### What you will do
Can you set down the listing below again word for word, every line, leaving out the pictures?

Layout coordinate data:
☆ ☆ ☆ ☆

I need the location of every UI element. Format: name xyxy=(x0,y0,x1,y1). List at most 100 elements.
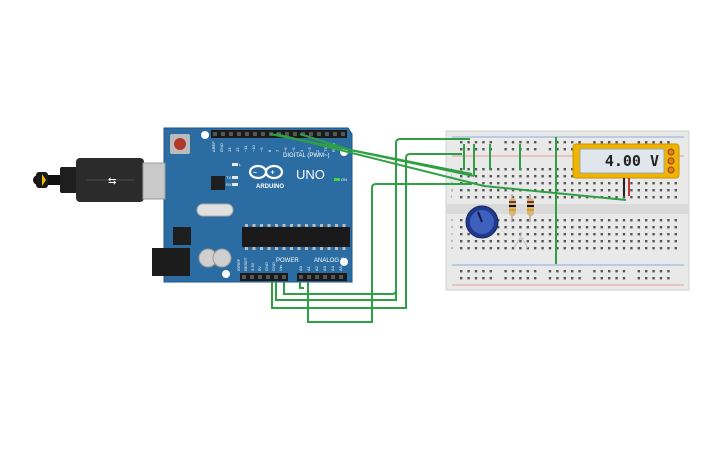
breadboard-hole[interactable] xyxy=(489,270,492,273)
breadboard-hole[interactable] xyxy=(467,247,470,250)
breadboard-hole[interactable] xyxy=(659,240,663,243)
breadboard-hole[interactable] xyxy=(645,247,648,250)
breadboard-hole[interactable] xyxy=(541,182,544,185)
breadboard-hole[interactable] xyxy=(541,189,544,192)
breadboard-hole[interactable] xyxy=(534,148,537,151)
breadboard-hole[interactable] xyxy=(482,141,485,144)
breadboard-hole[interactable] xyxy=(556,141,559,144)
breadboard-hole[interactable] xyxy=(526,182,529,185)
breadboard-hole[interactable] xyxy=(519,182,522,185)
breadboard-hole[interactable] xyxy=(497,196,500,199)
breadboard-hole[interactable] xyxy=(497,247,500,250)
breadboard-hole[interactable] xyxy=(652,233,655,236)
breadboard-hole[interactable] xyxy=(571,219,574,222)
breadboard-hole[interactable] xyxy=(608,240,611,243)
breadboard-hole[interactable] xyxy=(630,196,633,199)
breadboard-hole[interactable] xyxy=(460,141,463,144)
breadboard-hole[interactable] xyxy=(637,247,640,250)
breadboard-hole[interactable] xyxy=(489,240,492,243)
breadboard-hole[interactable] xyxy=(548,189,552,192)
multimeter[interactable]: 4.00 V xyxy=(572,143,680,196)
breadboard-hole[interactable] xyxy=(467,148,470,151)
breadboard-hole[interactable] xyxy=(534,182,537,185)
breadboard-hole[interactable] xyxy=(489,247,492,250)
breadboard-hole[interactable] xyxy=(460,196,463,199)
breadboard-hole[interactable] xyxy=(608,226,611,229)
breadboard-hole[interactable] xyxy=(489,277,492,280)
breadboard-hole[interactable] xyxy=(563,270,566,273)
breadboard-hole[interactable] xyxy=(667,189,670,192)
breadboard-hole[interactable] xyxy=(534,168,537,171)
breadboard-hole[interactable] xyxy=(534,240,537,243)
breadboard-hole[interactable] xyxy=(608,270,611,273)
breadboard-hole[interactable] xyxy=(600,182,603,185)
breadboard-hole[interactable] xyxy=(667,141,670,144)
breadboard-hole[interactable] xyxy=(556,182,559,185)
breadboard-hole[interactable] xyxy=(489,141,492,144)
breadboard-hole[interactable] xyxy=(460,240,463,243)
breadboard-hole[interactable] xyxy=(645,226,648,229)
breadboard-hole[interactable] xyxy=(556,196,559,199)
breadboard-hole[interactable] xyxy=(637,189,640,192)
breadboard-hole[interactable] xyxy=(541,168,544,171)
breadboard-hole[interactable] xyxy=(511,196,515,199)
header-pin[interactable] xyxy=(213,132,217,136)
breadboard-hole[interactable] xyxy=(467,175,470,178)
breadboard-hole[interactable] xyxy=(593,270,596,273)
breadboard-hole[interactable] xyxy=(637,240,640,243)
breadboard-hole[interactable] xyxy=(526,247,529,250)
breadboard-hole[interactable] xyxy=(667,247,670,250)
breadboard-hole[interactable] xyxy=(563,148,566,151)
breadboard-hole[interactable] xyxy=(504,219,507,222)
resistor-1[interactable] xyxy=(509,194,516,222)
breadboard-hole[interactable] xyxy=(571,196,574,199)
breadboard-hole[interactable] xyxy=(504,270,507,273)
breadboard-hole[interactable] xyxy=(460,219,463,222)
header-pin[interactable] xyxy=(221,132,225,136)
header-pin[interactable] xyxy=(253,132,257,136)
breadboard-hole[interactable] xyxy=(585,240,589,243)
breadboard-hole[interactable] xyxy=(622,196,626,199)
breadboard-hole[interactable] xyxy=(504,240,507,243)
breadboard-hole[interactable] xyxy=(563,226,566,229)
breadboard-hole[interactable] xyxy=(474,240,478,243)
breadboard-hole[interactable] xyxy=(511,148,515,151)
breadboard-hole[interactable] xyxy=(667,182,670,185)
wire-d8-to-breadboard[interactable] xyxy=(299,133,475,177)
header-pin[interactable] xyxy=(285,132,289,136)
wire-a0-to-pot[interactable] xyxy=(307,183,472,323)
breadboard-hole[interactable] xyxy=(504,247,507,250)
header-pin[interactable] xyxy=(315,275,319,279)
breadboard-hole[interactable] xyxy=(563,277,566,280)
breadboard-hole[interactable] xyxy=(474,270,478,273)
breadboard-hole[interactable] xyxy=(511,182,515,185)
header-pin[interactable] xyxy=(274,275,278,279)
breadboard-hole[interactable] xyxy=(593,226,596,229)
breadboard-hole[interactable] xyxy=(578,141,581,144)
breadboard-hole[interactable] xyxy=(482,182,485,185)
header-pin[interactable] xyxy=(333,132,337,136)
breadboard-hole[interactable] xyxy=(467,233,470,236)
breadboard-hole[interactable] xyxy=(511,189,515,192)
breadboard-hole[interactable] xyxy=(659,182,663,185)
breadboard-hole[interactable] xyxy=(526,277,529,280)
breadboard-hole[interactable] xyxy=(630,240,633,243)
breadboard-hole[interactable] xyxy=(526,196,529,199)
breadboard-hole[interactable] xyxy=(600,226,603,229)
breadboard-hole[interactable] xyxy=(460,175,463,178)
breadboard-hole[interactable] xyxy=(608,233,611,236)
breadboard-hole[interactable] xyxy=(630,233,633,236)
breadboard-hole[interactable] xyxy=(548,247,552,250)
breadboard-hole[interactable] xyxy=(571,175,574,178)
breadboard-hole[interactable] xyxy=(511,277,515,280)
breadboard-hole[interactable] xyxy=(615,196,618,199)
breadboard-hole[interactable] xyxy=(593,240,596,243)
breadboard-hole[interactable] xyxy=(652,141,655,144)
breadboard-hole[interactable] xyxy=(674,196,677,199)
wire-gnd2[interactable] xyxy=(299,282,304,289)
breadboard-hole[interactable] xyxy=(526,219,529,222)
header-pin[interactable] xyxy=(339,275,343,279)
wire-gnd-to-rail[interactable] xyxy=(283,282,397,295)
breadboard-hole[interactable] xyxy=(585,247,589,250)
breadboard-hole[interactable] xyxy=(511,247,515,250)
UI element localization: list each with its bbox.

☆ ☆ ☆ ☆

### Solution to this exercise
I need the location of every UI element. Format: name xyxy=(x0,y0,x1,y1). List at most 100 elements.
breadboard-hole[interactable] xyxy=(489,270,492,273)
breadboard-hole[interactable] xyxy=(467,247,470,250)
breadboard-hole[interactable] xyxy=(659,240,663,243)
breadboard-hole[interactable] xyxy=(645,247,648,250)
breadboard-hole[interactable] xyxy=(541,182,544,185)
breadboard-hole[interactable] xyxy=(541,189,544,192)
breadboard-hole[interactable] xyxy=(534,148,537,151)
breadboard-hole[interactable] xyxy=(482,141,485,144)
breadboard-hole[interactable] xyxy=(556,141,559,144)
breadboard-hole[interactable] xyxy=(526,182,529,185)
breadboard-hole[interactable] xyxy=(519,182,522,185)
breadboard-hole[interactable] xyxy=(497,196,500,199)
breadboard-hole[interactable] xyxy=(497,247,500,250)
breadboard-hole[interactable] xyxy=(652,233,655,236)
breadboard-hole[interactable] xyxy=(571,219,574,222)
breadboard-hole[interactable] xyxy=(608,240,611,243)
breadboard-hole[interactable] xyxy=(630,196,633,199)
breadboard-hole[interactable] xyxy=(460,141,463,144)
breadboard-hole[interactable] xyxy=(637,247,640,250)
breadboard-hole[interactable] xyxy=(489,240,492,243)
breadboard-hole[interactable] xyxy=(548,189,552,192)
multimeter[interactable]: 4.00 V xyxy=(572,143,680,196)
breadboard-hole[interactable] xyxy=(467,148,470,151)
breadboard-hole[interactable] xyxy=(534,182,537,185)
breadboard-hole[interactable] xyxy=(489,247,492,250)
breadboard-hole[interactable] xyxy=(460,196,463,199)
breadboard-hole[interactable] xyxy=(608,226,611,229)
breadboard-hole[interactable] xyxy=(489,277,492,280)
breadboard-hole[interactable] xyxy=(563,270,566,273)
breadboard-hole[interactable] xyxy=(667,189,670,192)
breadboard-hole[interactable] xyxy=(534,168,537,171)
breadboard-hole[interactable] xyxy=(534,240,537,243)
breadboard-hole[interactable] xyxy=(608,270,611,273)
breadboard-hole[interactable] xyxy=(600,182,603,185)
breadboard-hole[interactable] xyxy=(667,141,670,144)
breadboard-hole[interactable] xyxy=(556,182,559,185)
breadboard-hole[interactable] xyxy=(489,141,492,144)
breadboard-hole[interactable] xyxy=(460,240,463,243)
breadboard-hole[interactable] xyxy=(645,226,648,229)
breadboard-hole[interactable] xyxy=(556,196,559,199)
breadboard-hole[interactable] xyxy=(637,189,640,192)
breadboard-hole[interactable] xyxy=(541,168,544,171)
breadboard-hole[interactable] xyxy=(511,196,515,199)
header-pin[interactable] xyxy=(213,132,217,136)
breadboard-hole[interactable] xyxy=(467,175,470,178)
breadboard-hole[interactable] xyxy=(593,270,596,273)
breadboard-hole[interactable] xyxy=(637,240,640,243)
breadboard-hole[interactable] xyxy=(526,247,529,250)
breadboard-hole[interactable] xyxy=(667,247,670,250)
breadboard-hole[interactable] xyxy=(563,148,566,151)
breadboard-hole[interactable] xyxy=(504,219,507,222)
resistor-1[interactable] xyxy=(509,194,516,222)
breadboard-hole[interactable] xyxy=(571,196,574,199)
breadboard-hole[interactable] xyxy=(504,270,507,273)
breadboard-hole[interactable] xyxy=(460,219,463,222)
header-pin[interactable] xyxy=(221,132,225,136)
header-pin[interactable] xyxy=(253,132,257,136)
breadboard-hole[interactable] xyxy=(585,240,589,243)
breadboard-hole[interactable] xyxy=(622,196,626,199)
breadboard-hole[interactable] xyxy=(504,240,507,243)
breadboard-hole[interactable] xyxy=(563,226,566,229)
breadboard-hole[interactable] xyxy=(474,240,478,243)
breadboard-hole[interactable] xyxy=(511,148,515,151)
breadboard-hole[interactable] xyxy=(667,182,670,185)
wire-d8-to-breadboard[interactable] xyxy=(299,133,475,177)
header-pin[interactable] xyxy=(285,132,289,136)
wire-a0-to-pot[interactable] xyxy=(307,183,472,323)
breadboard-hole[interactable] xyxy=(504,247,507,250)
header-pin[interactable] xyxy=(315,275,319,279)
breadboard-hole[interactable] xyxy=(563,277,566,280)
breadboard-hole[interactable] xyxy=(474,270,478,273)
breadboard-hole[interactable] xyxy=(511,182,515,185)
header-pin[interactable] xyxy=(274,275,278,279)
breadboard-hole[interactable] xyxy=(593,226,596,229)
breadboard-hole[interactable] xyxy=(578,141,581,144)
breadboard-hole[interactable] xyxy=(482,182,485,185)
header-pin[interactable] xyxy=(333,132,337,136)
breadboard-hole[interactable] xyxy=(467,233,470,236)
breadboard-hole[interactable] xyxy=(511,189,515,192)
breadboard-hole[interactable] xyxy=(659,182,663,185)
breadboard-hole[interactable] xyxy=(526,277,529,280)
breadboard-hole[interactable] xyxy=(630,240,633,243)
breadboard-hole[interactable] xyxy=(526,196,529,199)
breadboard-hole[interactable] xyxy=(600,226,603,229)
breadboard-hole[interactable] xyxy=(460,175,463,178)
breadboard-hole[interactable] xyxy=(608,233,611,236)
breadboard-hole[interactable] xyxy=(630,233,633,236)
breadboard-hole[interactable] xyxy=(548,247,552,250)
breadboard-hole[interactable] xyxy=(571,175,574,178)
breadboard-hole[interactable] xyxy=(511,277,515,280)
breadboard-hole[interactable] xyxy=(615,196,618,199)
breadboard-hole[interactable] xyxy=(593,240,596,243)
breadboard-hole[interactable] xyxy=(652,141,655,144)
breadboard-hole[interactable] xyxy=(674,196,677,199)
wire-gnd2[interactable] xyxy=(299,282,304,289)
breadboard-hole[interactable] xyxy=(526,219,529,222)
header-pin[interactable] xyxy=(339,275,343,279)
wire-gnd-to-rail[interactable] xyxy=(283,282,397,295)
breadboard-hole[interactable] xyxy=(585,247,589,250)
breadboard-hole[interactable] xyxy=(511,247,515,250)
UI element localization: list each with its bbox.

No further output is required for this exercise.